[Exercise details]: Write out the whole of the material exactly.

[Provided records]:
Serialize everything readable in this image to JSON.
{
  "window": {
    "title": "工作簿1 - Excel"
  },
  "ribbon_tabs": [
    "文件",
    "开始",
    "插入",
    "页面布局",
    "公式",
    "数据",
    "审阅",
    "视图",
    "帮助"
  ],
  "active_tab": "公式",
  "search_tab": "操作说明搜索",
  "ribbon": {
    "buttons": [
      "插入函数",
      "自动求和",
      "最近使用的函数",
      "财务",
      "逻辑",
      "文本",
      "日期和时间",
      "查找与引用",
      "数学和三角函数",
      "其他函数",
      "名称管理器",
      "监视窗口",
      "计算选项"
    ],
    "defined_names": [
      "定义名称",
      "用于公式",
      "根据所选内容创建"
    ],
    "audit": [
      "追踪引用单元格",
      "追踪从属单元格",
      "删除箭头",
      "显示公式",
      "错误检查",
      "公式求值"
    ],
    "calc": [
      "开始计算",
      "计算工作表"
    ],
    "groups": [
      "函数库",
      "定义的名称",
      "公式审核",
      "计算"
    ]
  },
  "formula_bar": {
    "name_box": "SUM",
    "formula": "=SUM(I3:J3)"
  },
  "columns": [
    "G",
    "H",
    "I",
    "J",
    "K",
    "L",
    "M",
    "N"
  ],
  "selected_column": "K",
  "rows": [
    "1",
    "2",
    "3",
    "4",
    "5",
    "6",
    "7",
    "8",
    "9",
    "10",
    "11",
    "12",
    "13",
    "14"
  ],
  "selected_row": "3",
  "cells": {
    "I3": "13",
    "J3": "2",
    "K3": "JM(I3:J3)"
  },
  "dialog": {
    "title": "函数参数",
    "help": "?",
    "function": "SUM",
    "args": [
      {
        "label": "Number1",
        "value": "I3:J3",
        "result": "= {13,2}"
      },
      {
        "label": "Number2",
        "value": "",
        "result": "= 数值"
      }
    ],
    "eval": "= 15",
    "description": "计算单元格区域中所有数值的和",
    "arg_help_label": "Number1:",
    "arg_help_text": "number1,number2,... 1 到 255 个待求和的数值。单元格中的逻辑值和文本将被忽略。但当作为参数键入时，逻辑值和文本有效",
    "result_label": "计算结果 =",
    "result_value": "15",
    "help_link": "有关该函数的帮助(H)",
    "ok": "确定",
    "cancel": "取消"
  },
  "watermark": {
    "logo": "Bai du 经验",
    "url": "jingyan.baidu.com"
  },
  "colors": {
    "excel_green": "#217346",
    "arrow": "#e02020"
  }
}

[Task response]:
Serialize everything readable in this image to JSON.
{
  "window": {
    "title": "工作簿1 - Excel"
  },
  "ribbon_tabs": [
    "文件",
    "开始",
    "插入",
    "页面布局",
    "公式",
    "数据",
    "审阅",
    "视图",
    "帮助"
  ],
  "active_tab": "公式",
  "search_tab": "操作说明搜索",
  "ribbon": {
    "buttons": [
      "插入函数",
      "自动求和",
      "最近使用的函数",
      "财务",
      "逻辑",
      "文本",
      "日期和时间",
      "查找与引用",
      "数学和三角函数",
      "其他函数",
      "名称管理器",
      "监视窗口",
      "计算选项"
    ],
    "defined_names": [
      "定义名称",
      "用于公式",
      "根据所选内容创建"
    ],
    "audit": [
      "追踪引用单元格",
      "追踪从属单元格",
      "删除箭头",
      "显示公式",
      "错误检查",
      "公式求值"
    ],
    "calc": [
      "开始计算",
      "计算工作表"
    ],
    "groups": [
      "函数库",
      "定义的名称",
      "公式审核",
      "计算"
    ]
  },
  "formula_bar": {
    "name_box": "SUM",
    "formula": "=SUM(I3:J3)"
  },
  "columns": [
    "G",
    "H",
    "I",
    "J",
    "K",
    "L",
    "M",
    "N"
  ],
  "selected_column": "K",
  "rows": [
    "1",
    "2",
    "3",
    "4",
    "5",
    "6",
    "7",
    "8",
    "9",
    "10",
    "11",
    "12",
    "13",
    "14"
  ],
  "selected_row": "3",
  "cells": {
    "I3": "13",
    "J3": "2",
    "K3": "JM(I3:J3)"
  },
  "dialog": {
    "title": "函数参数",
    "help": "?",
    "function": "SUM",
    "args": [
      {
        "label": "Number1",
        "value": "I3:J3",
        "result": "= {13,2}"
      },
      {
        "label": "Number2",
        "value": "",
        "result": "= 数值"
      }
    ],
    "eval": "= 15",
    "description": "计算单元格区域中所有数值的和",
    "arg_help_label": "Number1:",
    "arg_help_text": "number1,number2,... 1 到 255 个待求和的数值。单元格中的逻辑值和文本将被忽略。但当作为参数键入时，逻辑值和文本有效",
    "result_label": "计算结果 =",
    "result_value": "15",
    "help_link": "有关该函数的帮助(H)",
    "ok": "确定",
    "cancel": "取消"
  },
  "watermark": {
    "logo": "Bai du 经验",
    "url": "jingyan.baidu.com"
  },
  "colors": {
    "excel_green": "#217346",
    "arrow": "#e02020"
  }
}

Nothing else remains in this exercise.